- Source data
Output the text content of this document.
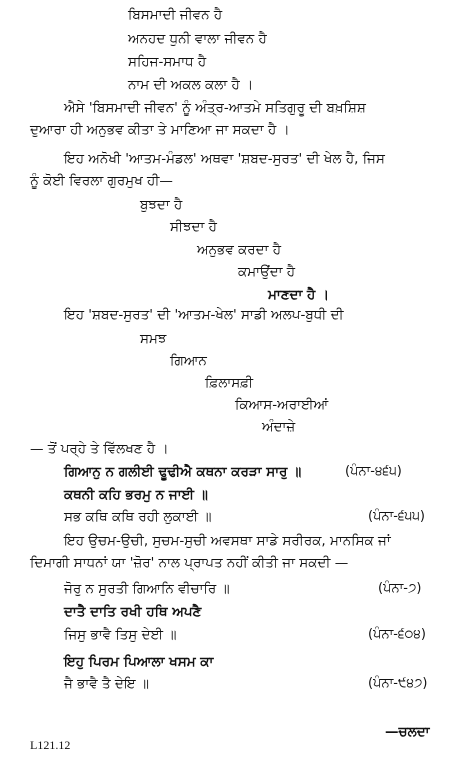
ਬਿਸਮਾਦੀ ਜੀਵਨ ਹੈ
ਅਨਹਦ ਧੁਨੀ ਵਾਲਾ ਜੀਵਨ ਹੈ
ਸਹਿਜ-ਸਮਾਧ ਹੈ
ਨਾਮ ਦੀ ਅਕਲ ਕਲਾ ਹੈ ।
ਐਸੇ 'ਬਿਸਮਾਦੀ ਜੀਵਨ' ਨੂੰ ਅੰਤ੍ਰ-ਆਤਮੇ ਸਤਿਗੁਰੂ ਦੀ ਬਖ਼ਸ਼ਿਸ਼
ਦੁਆਰਾ ਹੀ ਅਨੁਭਵ ਕੀਤਾ ਤੇ ਮਾਣਿਆ ਜਾ ਸਕਦਾ ਹੈ ।
ਇਹ ਅਨੋਖੀ 'ਆਤਮ-ਮੰਡਲ' ਅਥਵਾ 'ਸ਼ਬਦ-ਸੁਰਤ' ਦੀ ਖੇਲ ਹੈ, ਜਿਸ
ਨੂੰ ਕੋਈ ਵਿਰਲਾ ਗੁਰਮੁਖ ਹੀ—
ਬੁਝਦਾ ਹੈ
ਸੀਝਦਾ ਹੈ
ਅਨੁਭਵ ਕਰਦਾ ਹੈ
ਕਮਾਉਂਦਾ ਹੈ
ਮਾਣਦਾ ਹੈ ।
ਇਹ 'ਸ਼ਬਦ-ਸੁਰਤ' ਦੀ 'ਆਤਮ-ਖੇਲ' ਸਾਡੀ ਅਲਪ-ਬੁਧੀ ਦੀ
ਸਮਝ
ਗਿਆਨ
ਫ਼ਿਲਾਸਫ਼ੀ
ਕਿਆਸ-ਅਰਾਈਆਂ
ਅੰਦਾਜ਼ੇ
— ਤੋਂ ਪਰ੍ਹੇ ਤੇ ਵਿੱਲਖਣ ਹੈ ।
ਗਿਆਨੁ ਨ ਗਲੀਈ ਢੂਢੀਐ ਕਥਨਾ ਕਰੜਾ ਸਾਰੁ ॥	(ਪੰਨਾ-੪੬੫)
ਕਥਨੀ ਕਹਿ ਭਰਮੁ ਨ ਜਾਈ ॥
ਸਭ ਕਥਿ ਕਥਿ ਰਹੀ ਲੁਕਾਈ ॥	(ਪੰਨਾ-੬੫੫)
ਇਹ ਉਚਮ-ਉਚੀ, ਸੁਚਮ-ਸੁਚੀ ਅਵਸਥਾ ਸਾਡੇ ਸਰੀਰਕ, ਮਾਨਸਿਕ ਜਾਂ
ਦਿਮਾਗੀ ਸਾਧਨਾਂ ਯਾ 'ਜ਼ੋਰ' ਨਾਲ ਪ੍ਰਾਪਤ ਨਹੀਂ ਕੀਤੀ ਜਾ ਸਕਦੀ —
ਜੋਰੁ ਨ ਸੁਰਤੀ ਗਿਆਨਿ ਵੀਚਾਰਿ ॥	(ਪੰਨਾ-੭)
ਦਾਤੈ ਦਾਤਿ ਰਖੀ ਹਥਿ ਅਪਣੈ
ਜਿਸੁ ਭਾਵੈ ਤਿਸੁ ਦੇਈ ॥	(ਪੰਨਾ-੬੦੪)
ਇਹੁ ਪਿਰਮ ਪਿਆਲਾ ਖਸਮ ਕਾ
ਜੈ ਭਾਵੈ ਤੈ ਦੇਇ ॥	(ਪੰਨਾ-੯੪੭)
—ਚਲਦਾ
L121.12
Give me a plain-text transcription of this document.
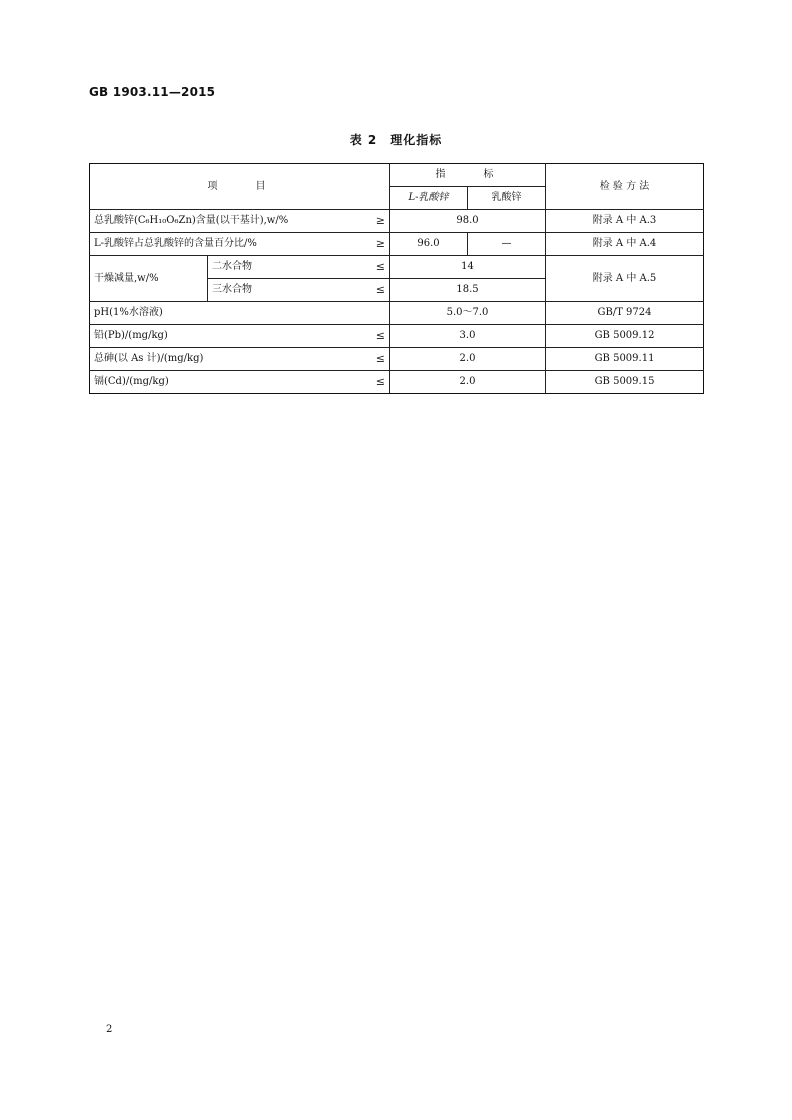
GB 1903.11—2015
表 2　理化指标
项　　目		指　　标		检 验 方 法
		L-乳酸锌	乳酸锌	

总乳酸锌(C₆H₁₀O₆Zn)含量(以干基计),w/% ≥		98.0		附录 A 中 A.3

L-乳酸锌占总乳酸锌的含量百分比/% ≥		96.0	—	附录 A 中 A.4
干燥减量,w/%	二水合物 ≤	14		附录 A 中 A.5

	三水合物 ≤	18.5		
pH(1%水溶液)		5.0～7.0		GB/T 9724

铅(Pb)/(mg/kg) ≤		3.0		GB 5009.12

总砷(以 As 计)/(mg/kg) ≤		2.0		GB 5009.11

镉(Cd)/(mg/kg) ≤		2.0		GB 5009.15
2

- WHAT YOU HAVE TO DO
Repeat the records above exactly, leaving out any pictures they contain.

- OUTPUT
Output the text content of this document.
ਬਿਸਮਾਦੀ ਜੀਵਨ ਹੈ
ਅਨਹਦ ਧੁਨੀ ਵਾਲਾ ਜੀਵਨ ਹੈ
ਸਹਿਜ-ਸਮਾਧ ਹੈ
ਨਾਮ ਦੀ ਅਕਲ ਕਲਾ ਹੈ ।
ਐਸੇ 'ਬਿਸਮਾਦੀ ਜੀਵਨ' ਨੂੰ ਅੰਤ੍ਰ-ਆਤਮੇ ਸਤਿਗੁਰੂ ਦੀ ਬਖ਼ਸ਼ਿਸ਼
ਦੁਆਰਾ ਹੀ ਅਨੁਭਵ ਕੀਤਾ ਤੇ ਮਾਣਿਆ ਜਾ ਸਕਦਾ ਹੈ ।
ਇਹ ਅਨੋਖੀ 'ਆਤਮ-ਮੰਡਲ' ਅਥਵਾ 'ਸ਼ਬਦ-ਸੁਰਤ' ਦੀ ਖੇਲ ਹੈ, ਜਿਸ
ਨੂੰ ਕੋਈ ਵਿਰਲਾ ਗੁਰਮੁਖ ਹੀ—
ਬੁਝਦਾ ਹੈ
ਸੀਝਦਾ ਹੈ
ਅਨੁਭਵ ਕਰਦਾ ਹੈ
ਕਮਾਉਂਦਾ ਹੈ
ਮਾਣਦਾ ਹੈ ।
ਇਹ 'ਸ਼ਬਦ-ਸੁਰਤ' ਦੀ 'ਆਤਮ-ਖੇਲ' ਸਾਡੀ ਅਲਪ-ਬੁਧੀ ਦੀ
ਸਮਝ
ਗਿਆਨ
ਫ਼ਿਲਾਸਫ਼ੀ
ਕਿਆਸ-ਅਰਾਈਆਂ
ਅੰਦਾਜ਼ੇ
— ਤੋਂ ਪਰ੍ਹੇ ਤੇ ਵਿੱਲਖਣ ਹੈ ।
ਗਿਆਨੁ ਨ ਗਲੀਈ ਢੂਢੀਐ ਕਥਨਾ ਕਰੜਾ ਸਾਰੁ ॥	(ਪੰਨਾ-੪੬੫)
ਕਥਨੀ ਕਹਿ ਭਰਮੁ ਨ ਜਾਈ ॥
ਸਭ ਕਥਿ ਕਥਿ ਰਹੀ ਲੁਕਾਈ ॥	(ਪੰਨਾ-੬੫੫)
ਇਹ ਉਚਮ-ਉਚੀ, ਸੁਚਮ-ਸੁਚੀ ਅਵਸਥਾ ਸਾਡੇ ਸਰੀਰਕ, ਮਾਨਸਿਕ ਜਾਂ
ਦਿਮਾਗੀ ਸਾਧਨਾਂ ਯਾ 'ਜ਼ੋਰ' ਨਾਲ ਪ੍ਰਾਪਤ ਨਹੀਂ ਕੀਤੀ ਜਾ ਸਕਦੀ —
ਜੋਰੁ ਨ ਸੁਰਤੀ ਗਿਆਨਿ ਵੀਚਾਰਿ ॥	(ਪੰਨਾ-੭)
ਦਾਤੈ ਦਾਤਿ ਰਖੀ ਹਥਿ ਅਪਣੈ
ਜਿਸੁ ਭਾਵੈ ਤਿਸੁ ਦੇਈ ॥	(ਪੰਨਾ-੬੦੪)
ਇਹੁ ਪਿਰਮ ਪਿਆਲਾ ਖਸਮ ਕਾ
ਜੈ ਭਾਵੈ ਤੈ ਦੇਇ ॥	(ਪੰਨਾ-੯੪੭)
—ਚਲਦਾ
L121.12
Give me a plain-text transcription of this document.
GB 1903.11—2015
表 2　理化指标
项　　目		指　　标		检 验 方 法
		L-乳酸锌	乳酸锌	

总乳酸锌(C₆H₁₀O₆Zn)含量(以干基计),w/% ≥		98.0		附录 A 中 A.3

L-乳酸锌占总乳酸锌的含量百分比/% ≥		96.0	—	附录 A 中 A.4
干燥减量,w/%	二水合物 ≤	14		附录 A 中 A.5

	三水合物 ≤	18.5		
pH(1%水溶液)		5.0～7.0		GB/T 9724

铅(Pb)/(mg/kg) ≤		3.0		GB 5009.12

总砷(以 As 计)/(mg/kg) ≤		2.0		GB 5009.11

镉(Cd)/(mg/kg) ≤		2.0		GB 5009.15
2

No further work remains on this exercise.